Written problem: What is the number of lines in the data that hold the string "вопросам"? Reply with that number only.

(Dataset entries)
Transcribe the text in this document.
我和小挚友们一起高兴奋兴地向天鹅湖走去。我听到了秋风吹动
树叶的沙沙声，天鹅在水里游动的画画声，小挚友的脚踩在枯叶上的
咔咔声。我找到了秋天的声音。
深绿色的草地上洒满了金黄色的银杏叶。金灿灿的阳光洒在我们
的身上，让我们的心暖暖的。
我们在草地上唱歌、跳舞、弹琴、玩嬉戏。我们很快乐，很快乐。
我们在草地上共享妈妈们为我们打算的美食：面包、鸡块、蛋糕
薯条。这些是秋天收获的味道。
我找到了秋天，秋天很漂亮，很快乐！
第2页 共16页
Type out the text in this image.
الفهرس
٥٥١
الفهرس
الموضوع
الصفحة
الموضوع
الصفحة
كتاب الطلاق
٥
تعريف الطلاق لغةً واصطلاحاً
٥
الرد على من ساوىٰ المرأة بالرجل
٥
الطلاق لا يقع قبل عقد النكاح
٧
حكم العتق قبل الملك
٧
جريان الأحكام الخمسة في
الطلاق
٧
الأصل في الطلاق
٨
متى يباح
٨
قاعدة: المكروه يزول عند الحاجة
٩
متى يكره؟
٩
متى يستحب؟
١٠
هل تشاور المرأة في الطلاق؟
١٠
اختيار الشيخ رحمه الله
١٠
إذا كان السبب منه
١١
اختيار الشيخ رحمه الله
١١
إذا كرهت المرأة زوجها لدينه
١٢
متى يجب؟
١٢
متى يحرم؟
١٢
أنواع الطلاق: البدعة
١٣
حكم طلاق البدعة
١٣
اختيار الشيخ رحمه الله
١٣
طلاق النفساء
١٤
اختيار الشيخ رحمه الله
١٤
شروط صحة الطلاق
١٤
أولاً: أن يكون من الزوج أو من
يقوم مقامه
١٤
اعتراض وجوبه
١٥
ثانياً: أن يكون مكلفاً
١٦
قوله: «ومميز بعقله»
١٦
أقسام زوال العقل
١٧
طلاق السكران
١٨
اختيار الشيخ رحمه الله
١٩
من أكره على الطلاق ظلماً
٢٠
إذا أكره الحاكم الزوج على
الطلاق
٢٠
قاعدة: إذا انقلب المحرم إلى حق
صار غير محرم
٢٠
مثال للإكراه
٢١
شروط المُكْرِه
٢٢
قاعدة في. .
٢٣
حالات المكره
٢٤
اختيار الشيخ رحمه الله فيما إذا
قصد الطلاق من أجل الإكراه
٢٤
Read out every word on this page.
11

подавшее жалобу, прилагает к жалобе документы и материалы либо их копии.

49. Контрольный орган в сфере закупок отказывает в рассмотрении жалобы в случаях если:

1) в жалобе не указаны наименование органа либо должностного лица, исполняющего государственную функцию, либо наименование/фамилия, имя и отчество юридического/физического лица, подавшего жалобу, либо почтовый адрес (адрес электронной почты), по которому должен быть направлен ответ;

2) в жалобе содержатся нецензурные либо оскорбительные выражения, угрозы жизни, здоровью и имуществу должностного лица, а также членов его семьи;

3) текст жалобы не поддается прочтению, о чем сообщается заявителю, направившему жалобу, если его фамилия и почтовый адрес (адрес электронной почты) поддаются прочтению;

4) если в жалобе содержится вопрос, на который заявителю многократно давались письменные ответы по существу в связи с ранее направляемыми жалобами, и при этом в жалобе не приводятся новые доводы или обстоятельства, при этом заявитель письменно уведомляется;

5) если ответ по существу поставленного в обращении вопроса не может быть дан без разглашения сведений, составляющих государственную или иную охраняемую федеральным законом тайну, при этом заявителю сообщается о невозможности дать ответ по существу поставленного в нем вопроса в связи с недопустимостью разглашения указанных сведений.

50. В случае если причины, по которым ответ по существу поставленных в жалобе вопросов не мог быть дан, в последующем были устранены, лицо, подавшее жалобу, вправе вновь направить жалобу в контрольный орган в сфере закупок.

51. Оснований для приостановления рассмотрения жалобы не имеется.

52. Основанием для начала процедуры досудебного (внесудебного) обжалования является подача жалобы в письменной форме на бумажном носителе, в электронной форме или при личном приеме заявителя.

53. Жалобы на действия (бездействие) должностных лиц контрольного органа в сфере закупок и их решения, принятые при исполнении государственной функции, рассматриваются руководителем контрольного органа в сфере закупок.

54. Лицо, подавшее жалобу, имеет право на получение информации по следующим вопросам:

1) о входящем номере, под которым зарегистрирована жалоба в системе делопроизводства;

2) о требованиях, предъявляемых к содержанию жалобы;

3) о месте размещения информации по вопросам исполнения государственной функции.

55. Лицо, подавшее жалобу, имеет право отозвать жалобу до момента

Problem solution: 2